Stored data
** Start **
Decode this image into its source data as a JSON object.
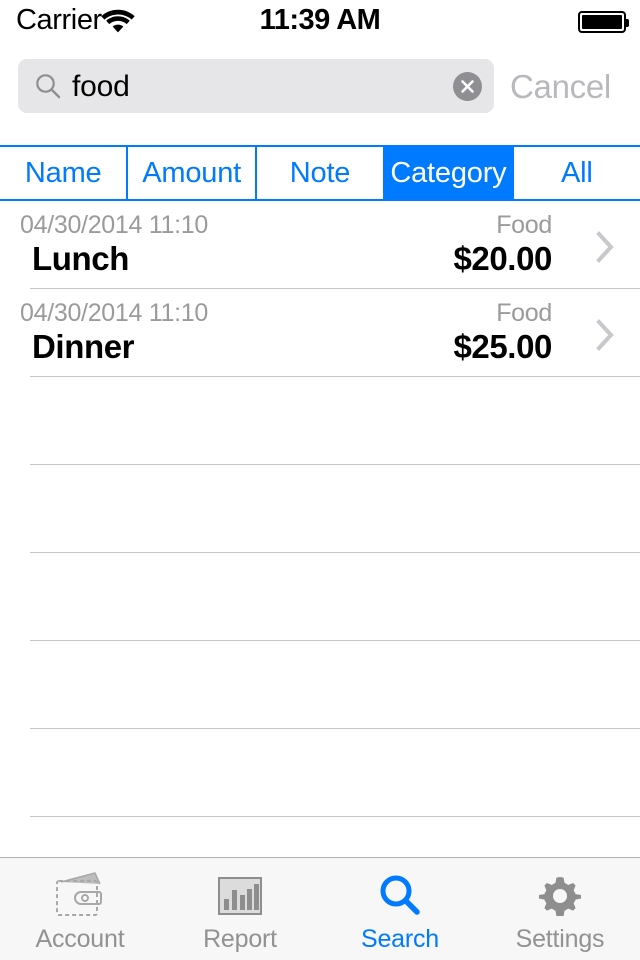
{
  "status_bar": {
    "carrier": "Carrier",
    "wifi_icon": "wifi-icon",
    "time": "11:39 AM",
    "battery_icon": "battery-full-icon"
  },
  "search": {
    "icon": "search-icon",
    "value": "food",
    "placeholder": "Search",
    "clear_icon": "clear-circle-icon",
    "cancel_label": "Cancel"
  },
  "segmented_control": {
    "selected_index": 3,
    "segments": [
      {
        "label": "Name"
      },
      {
        "label": "Amount"
      },
      {
        "label": "Note"
      },
      {
        "label": "Category"
      },
      {
        "label": "All"
      }
    ]
  },
  "list": {
    "rows": [
      {
        "date": "04/30/2014 11:10",
        "title": "Lunch",
        "category": "Food",
        "amount": "$20.00",
        "chevron": "chevron-right-icon"
      },
      {
        "date": "04/30/2014 11:10",
        "title": "Dinner",
        "category": "Food",
        "amount": "$25.00",
        "chevron": "chevron-right-icon"
      }
    ],
    "empty_row_count": 6
  },
  "tab_bar": {
    "active_index": 2,
    "tabs": [
      {
        "label": "Account",
        "icon": "wallet-icon"
      },
      {
        "label": "Report",
        "icon": "bar-chart-icon"
      },
      {
        "label": "Search",
        "icon": "search-icon"
      },
      {
        "label": "Settings",
        "icon": "gear-icon"
      }
    ]
  },
  "colors": {
    "accent": "#007aff",
    "muted_text": "#9b9b9b",
    "separator": "#c8c7cc",
    "search_field_bg": "#e6e6e8",
    "tabbar_bg": "#f7f7f7"
  }
}
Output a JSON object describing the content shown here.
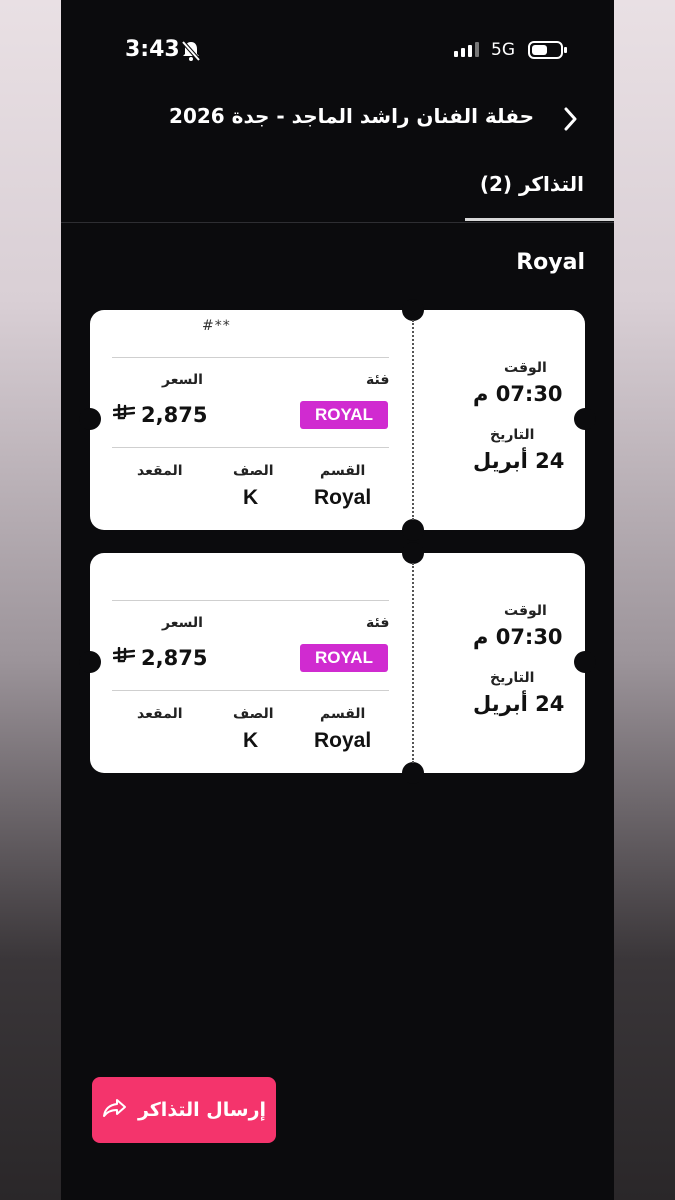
{
  "status_bar": {
    "time": "3:43",
    "network": "5G"
  },
  "header": {
    "title": "حفلة الفنان راشد الماجد - جدة 2026"
  },
  "tabs": [
    {
      "label": "التذاكر (2)"
    }
  ],
  "section": {
    "label": "Royal"
  },
  "tickets": [
    {
      "ticket_no": "#**",
      "category_label": "فئة",
      "category_value": "ROYAL",
      "price_label": "السعر",
      "price_value": "2,875",
      "currency_symbol": "⃁",
      "section_label": "القسم",
      "section_value": "Royal",
      "row_label": "الصف",
      "row_value": "K",
      "seat_label": "المقعد",
      "seat_value": "",
      "time_label": "الوقت",
      "time_value": "07:30 م",
      "date_label": "التاريخ",
      "date_value": "24 أبريل"
    },
    {
      "ticket_no": "",
      "category_label": "فئة",
      "category_value": "ROYAL",
      "price_label": "السعر",
      "price_value": "2,875",
      "currency_symbol": "⃁",
      "section_label": "القسم",
      "section_value": "Royal",
      "row_label": "الصف",
      "row_value": "K",
      "seat_label": "المقعد",
      "seat_value": "",
      "time_label": "الوقت",
      "time_value": "07:30 م",
      "date_label": "التاريخ",
      "date_value": "24 أبريل"
    }
  ],
  "actions": {
    "send_label": "إرسال التذاكر"
  },
  "colors": {
    "badge": "#d02bd0",
    "send_button": "#f4346c",
    "background": "#0b0b0d"
  }
}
** End **
WHAT THE TASK ASKS:
Your copy of the data above should match it exactly, except that pictures are left out.

SOLUTION FOR THIS EXERCISE:
Decode this image into its source data as a JSON object.
{
  "status_bar": {
    "carrier": "Carrier",
    "wifi_icon": "wifi-icon",
    "time": "11:39 AM",
    "battery_icon": "battery-full-icon"
  },
  "search": {
    "icon": "search-icon",
    "value": "food",
    "placeholder": "Search",
    "clear_icon": "clear-circle-icon",
    "cancel_label": "Cancel"
  },
  "segmented_control": {
    "selected_index": 3,
    "segments": [
      {
        "label": "Name"
      },
      {
        "label": "Amount"
      },
      {
        "label": "Note"
      },
      {
        "label": "Category"
      },
      {
        "label": "All"
      }
    ]
  },
  "list": {
    "rows": [
      {
        "date": "04/30/2014 11:10",
        "title": "Lunch",
        "category": "Food",
        "amount": "$20.00",
        "chevron": "chevron-right-icon"
      },
      {
        "date": "04/30/2014 11:10",
        "title": "Dinner",
        "category": "Food",
        "amount": "$25.00",
        "chevron": "chevron-right-icon"
      }
    ],
    "empty_row_count": 6
  },
  "tab_bar": {
    "active_index": 2,
    "tabs": [
      {
        "label": "Account",
        "icon": "wallet-icon"
      },
      {
        "label": "Report",
        "icon": "bar-chart-icon"
      },
      {
        "label": "Search",
        "icon": "search-icon"
      },
      {
        "label": "Settings",
        "icon": "gear-icon"
      }
    ]
  },
  "colors": {
    "accent": "#007aff",
    "muted_text": "#9b9b9b",
    "separator": "#c8c7cc",
    "search_field_bg": "#e6e6e8",
    "tabbar_bg": "#f7f7f7"
  }
}
Output a JSON object describing the content shown here.
{
  "status_bar": {
    "time": "3:43",
    "network": "5G"
  },
  "header": {
    "title": "حفلة الفنان راشد الماجد - جدة 2026"
  },
  "tabs": [
    {
      "label": "التذاكر (2)"
    }
  ],
  "section": {
    "label": "Royal"
  },
  "tickets": [
    {
      "ticket_no": "#**",
      "category_label": "فئة",
      "category_value": "ROYAL",
      "price_label": "السعر",
      "price_value": "2,875",
      "currency_symbol": "⃁",
      "section_label": "القسم",
      "section_value": "Royal",
      "row_label": "الصف",
      "row_value": "K",
      "seat_label": "المقعد",
      "seat_value": "",
      "time_label": "الوقت",
      "time_value": "07:30 م",
      "date_label": "التاريخ",
      "date_value": "24 أبريل"
    },
    {
      "ticket_no": "",
      "category_label": "فئة",
      "category_value": "ROYAL",
      "price_label": "السعر",
      "price_value": "2,875",
      "currency_symbol": "⃁",
      "section_label": "القسم",
      "section_value": "Royal",
      "row_label": "الصف",
      "row_value": "K",
      "seat_label": "المقعد",
      "seat_value": "",
      "time_label": "الوقت",
      "time_value": "07:30 م",
      "date_label": "التاريخ",
      "date_value": "24 أبريل"
    }
  ],
  "actions": {
    "send_label": "إرسال التذاكر"
  },
  "colors": {
    "badge": "#d02bd0",
    "send_button": "#f4346c",
    "background": "#0b0b0d"
  }
}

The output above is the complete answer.